-- start INFORMATION SUPPLIED --
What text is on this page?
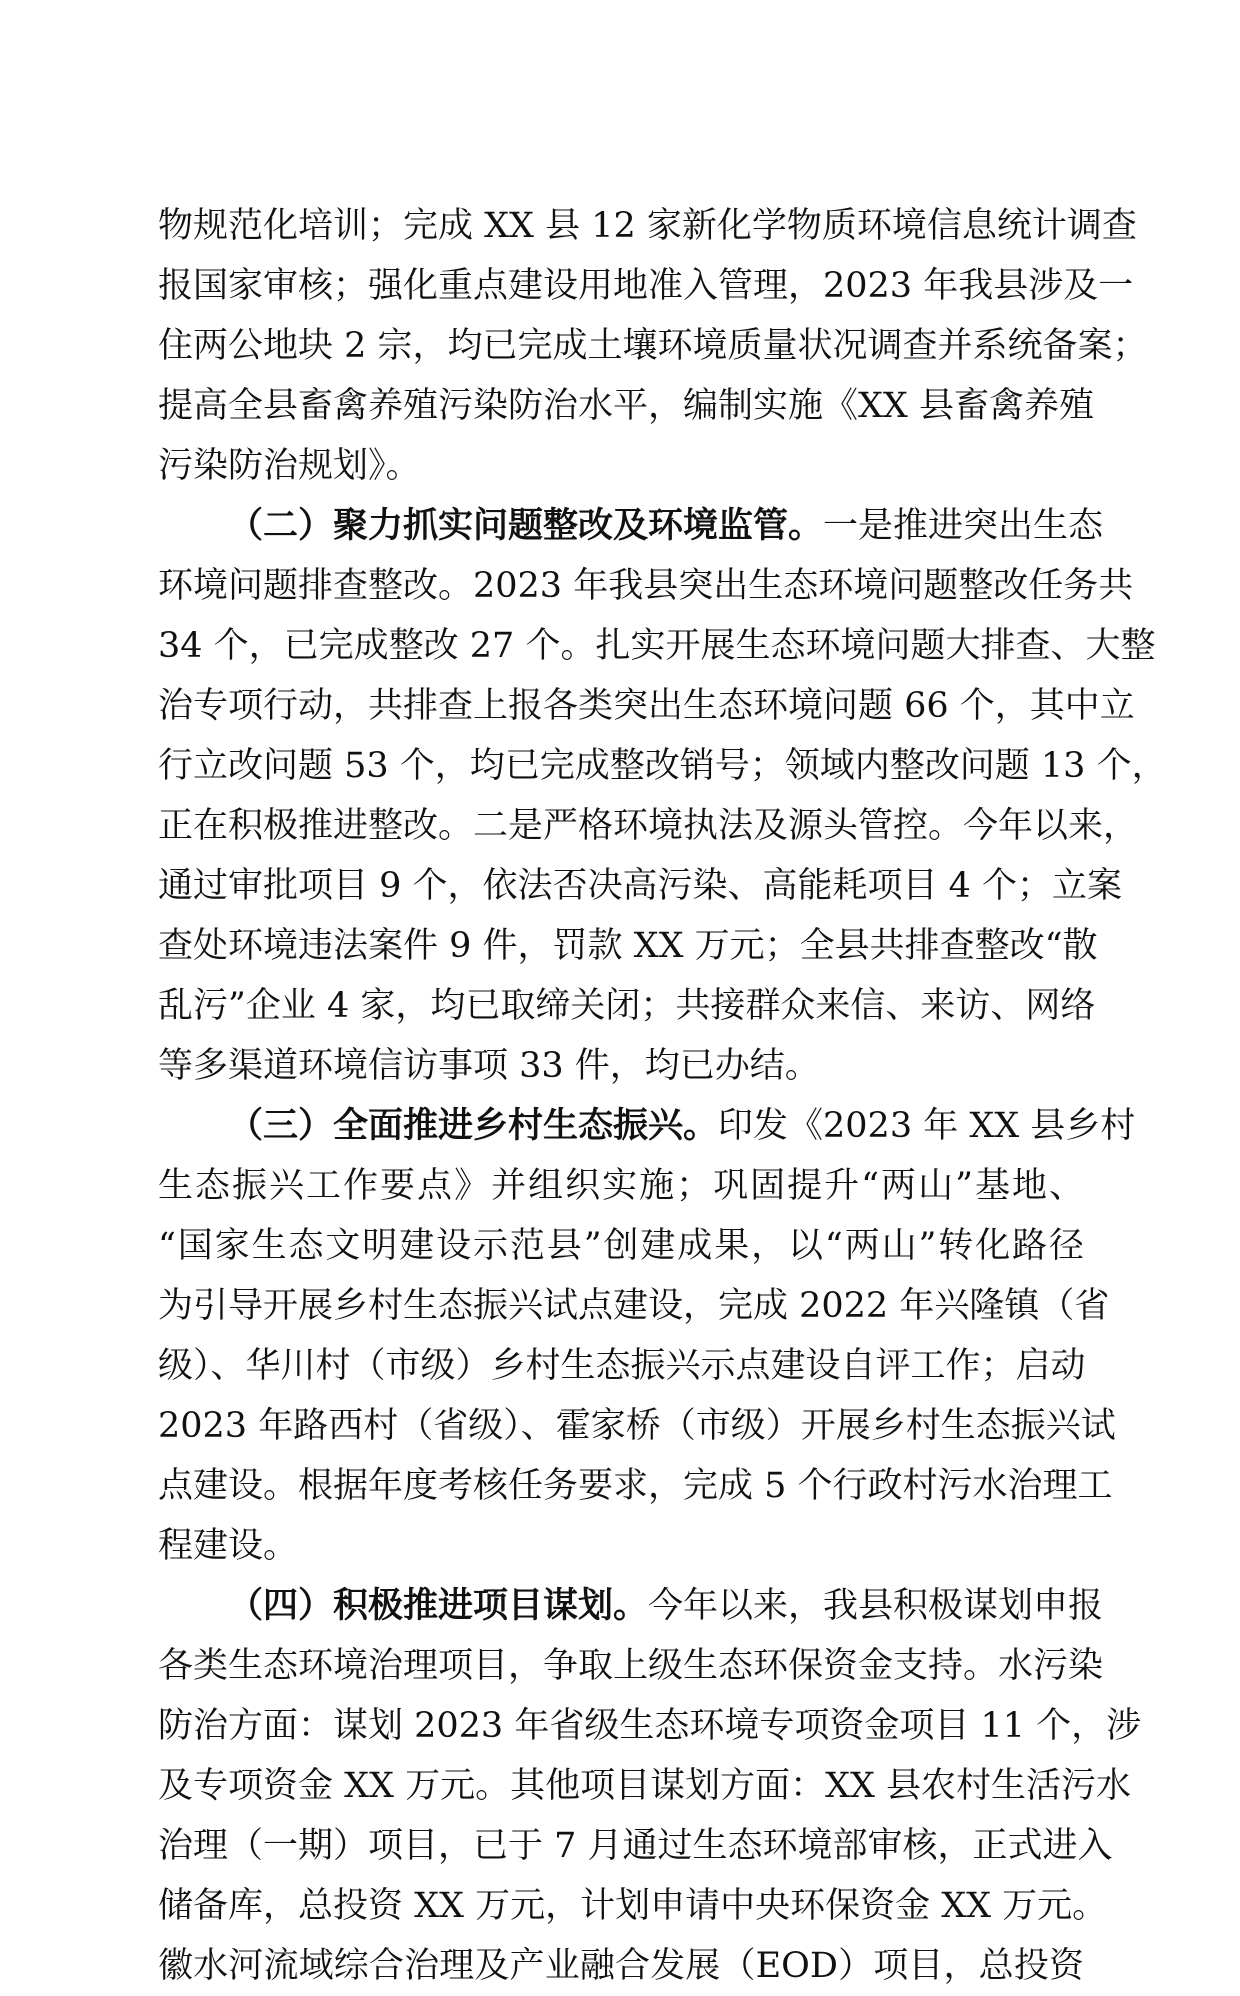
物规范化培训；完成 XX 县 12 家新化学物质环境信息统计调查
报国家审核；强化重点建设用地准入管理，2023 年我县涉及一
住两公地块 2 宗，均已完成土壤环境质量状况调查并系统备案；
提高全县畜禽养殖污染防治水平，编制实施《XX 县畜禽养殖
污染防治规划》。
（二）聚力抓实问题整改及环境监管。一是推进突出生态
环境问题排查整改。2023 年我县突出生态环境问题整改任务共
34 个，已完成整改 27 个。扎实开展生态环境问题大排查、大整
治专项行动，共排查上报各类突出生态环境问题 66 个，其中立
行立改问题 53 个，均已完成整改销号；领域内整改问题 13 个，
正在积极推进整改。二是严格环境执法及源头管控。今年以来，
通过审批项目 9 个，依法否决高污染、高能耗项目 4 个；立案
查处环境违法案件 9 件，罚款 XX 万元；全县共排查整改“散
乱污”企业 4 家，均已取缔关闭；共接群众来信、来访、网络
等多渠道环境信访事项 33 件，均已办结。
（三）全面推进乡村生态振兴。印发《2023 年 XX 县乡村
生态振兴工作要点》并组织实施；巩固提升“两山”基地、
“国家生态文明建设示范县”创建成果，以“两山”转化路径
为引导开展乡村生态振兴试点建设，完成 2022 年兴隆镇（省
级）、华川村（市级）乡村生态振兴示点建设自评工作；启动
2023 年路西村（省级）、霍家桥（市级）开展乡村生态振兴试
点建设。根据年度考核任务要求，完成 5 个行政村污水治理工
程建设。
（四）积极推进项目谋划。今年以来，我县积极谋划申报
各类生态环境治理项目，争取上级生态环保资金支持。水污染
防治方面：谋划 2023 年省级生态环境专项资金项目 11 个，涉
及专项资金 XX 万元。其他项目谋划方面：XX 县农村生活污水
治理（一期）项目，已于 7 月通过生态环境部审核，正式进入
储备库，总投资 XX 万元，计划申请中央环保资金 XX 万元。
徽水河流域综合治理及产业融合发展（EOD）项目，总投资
-- end INFORMATION SUPPLIED --
WHAT THE TASK REQUIRES:
Only the number is wanted: how many lines in the preceding entries hold the string "今年以来"?

WORKED ANSWER:
2